Exercise text ->
⟨
METTL3/YTHDC1-mediated upregulation of LINC00294 promotes hepatocellular carcinoma progression.

ABSTRACT

Hepatocellular carcinoma (HCC) is a highly prevalent malignancy and the third highest contributor to cancer-associated deaths globally. Research has increasingly demonstrated a strong correlation between long noncoding RNAs (lncRNAs) and the incidence and progression of HCC. Nonetheless, the exact mechanism whereby the function of lncRNAs in HCC has not been elucidated. This study explored the pathological role of LINC00294 in HCC, as well as the modulatory mechanism involved. Based on the "The Cancer Genome Atlas (TCGA)" database and validation in HCC cell lines and tissues, the expression of LINC00294 was discovered to be upregulated in HCC tissues and correlated with tumor grade and the prognosis of patients with HCC. Functionally, LINC00294 stimulated the proliferation of HCC cells as well as the Warburg effect (aerobic glycolysis) to enhance progression of tumor in vivo. Mechanistically, METTL3/YTHDC1-mediated N6-methyladenosine (m6A) modification underwent a significant enrichment within LINC00294 and was shown to enhance its RNA stability. Moreover, LINC00294 promoted the interaction between YTHDC1 and HK2 and GLUT1 mRNA. Overall, our study illustrates the m6A modification-mediated epigenetic mechanism of LINC00294 expression and regulatory role in HK2and GLUT1 mRNA expression and indicate LINC00294 as a potential biomarker panel for prognostic prediction and treatment in HCC.
⟩
Exercise requirements ->
Decide whether each statement below agrees with the abstract above on LINC00294 in hepatocellular carcinoma. Answer yes or no for each, and quote the words of the abstract that decide it.
1. HCC is described as the leading contributor to cancer-associated deaths globally.
2. LINC00294 expression was found to be lower in HCC tissues.
3. The m6A modification within LINC00294 was shown to enhance its RNA stability.

Data ->
⟨
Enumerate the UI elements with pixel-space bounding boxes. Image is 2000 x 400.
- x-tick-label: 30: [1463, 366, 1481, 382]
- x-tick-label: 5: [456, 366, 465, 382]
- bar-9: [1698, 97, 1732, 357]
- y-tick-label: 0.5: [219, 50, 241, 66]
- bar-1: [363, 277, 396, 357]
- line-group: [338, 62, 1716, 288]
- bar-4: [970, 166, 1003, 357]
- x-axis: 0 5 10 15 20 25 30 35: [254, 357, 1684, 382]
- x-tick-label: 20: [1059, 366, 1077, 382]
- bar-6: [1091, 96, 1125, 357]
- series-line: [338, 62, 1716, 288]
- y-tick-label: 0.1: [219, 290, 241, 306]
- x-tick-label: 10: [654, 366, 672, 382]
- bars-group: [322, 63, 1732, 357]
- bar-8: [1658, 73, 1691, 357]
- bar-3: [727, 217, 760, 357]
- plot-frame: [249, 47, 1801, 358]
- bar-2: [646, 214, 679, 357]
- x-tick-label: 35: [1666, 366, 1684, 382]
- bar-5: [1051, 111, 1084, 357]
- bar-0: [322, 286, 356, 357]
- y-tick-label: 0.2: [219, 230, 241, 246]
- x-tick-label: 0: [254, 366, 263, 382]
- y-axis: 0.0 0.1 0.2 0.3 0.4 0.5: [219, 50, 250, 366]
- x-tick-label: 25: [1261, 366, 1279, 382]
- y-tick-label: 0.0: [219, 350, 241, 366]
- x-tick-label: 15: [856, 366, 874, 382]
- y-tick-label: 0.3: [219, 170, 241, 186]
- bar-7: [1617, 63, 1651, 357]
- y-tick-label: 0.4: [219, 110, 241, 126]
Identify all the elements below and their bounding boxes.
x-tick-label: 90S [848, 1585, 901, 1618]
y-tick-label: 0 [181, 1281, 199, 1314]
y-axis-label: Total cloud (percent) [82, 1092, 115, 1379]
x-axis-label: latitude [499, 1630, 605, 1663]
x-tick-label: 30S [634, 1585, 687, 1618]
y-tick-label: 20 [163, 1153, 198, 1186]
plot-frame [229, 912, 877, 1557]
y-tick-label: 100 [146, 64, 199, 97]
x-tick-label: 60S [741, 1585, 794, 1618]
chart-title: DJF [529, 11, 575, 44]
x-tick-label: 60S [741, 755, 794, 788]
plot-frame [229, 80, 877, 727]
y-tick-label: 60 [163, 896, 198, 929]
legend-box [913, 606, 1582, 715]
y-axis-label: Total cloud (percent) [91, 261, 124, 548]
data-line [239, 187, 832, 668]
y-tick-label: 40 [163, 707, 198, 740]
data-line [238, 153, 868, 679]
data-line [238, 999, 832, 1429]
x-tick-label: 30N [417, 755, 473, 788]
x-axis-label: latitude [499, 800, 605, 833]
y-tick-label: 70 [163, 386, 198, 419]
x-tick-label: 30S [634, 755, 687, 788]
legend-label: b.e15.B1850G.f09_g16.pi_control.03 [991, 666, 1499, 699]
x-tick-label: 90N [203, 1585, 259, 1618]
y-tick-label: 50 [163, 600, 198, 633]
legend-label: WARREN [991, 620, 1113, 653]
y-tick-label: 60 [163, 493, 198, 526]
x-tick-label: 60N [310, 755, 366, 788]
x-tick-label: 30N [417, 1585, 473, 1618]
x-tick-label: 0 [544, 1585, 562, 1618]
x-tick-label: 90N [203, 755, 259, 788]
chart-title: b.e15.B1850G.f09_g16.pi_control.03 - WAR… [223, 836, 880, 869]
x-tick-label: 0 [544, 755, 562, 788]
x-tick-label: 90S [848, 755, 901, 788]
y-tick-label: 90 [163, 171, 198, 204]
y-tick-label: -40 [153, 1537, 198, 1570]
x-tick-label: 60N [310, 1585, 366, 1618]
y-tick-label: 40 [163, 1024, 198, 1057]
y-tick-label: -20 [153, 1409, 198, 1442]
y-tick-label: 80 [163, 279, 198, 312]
⟩
Result below ->
1. No: "the third highest contributor to cancer-associated deaths globally"
2. No: "the expression of LINC00294 was discovered to be upregulated in HCC tissues"
3. Yes: "N6-methyladenosine (m6A) modification underwent a significant enrichment within LINC00294 and was shown to enhance its RNA stability"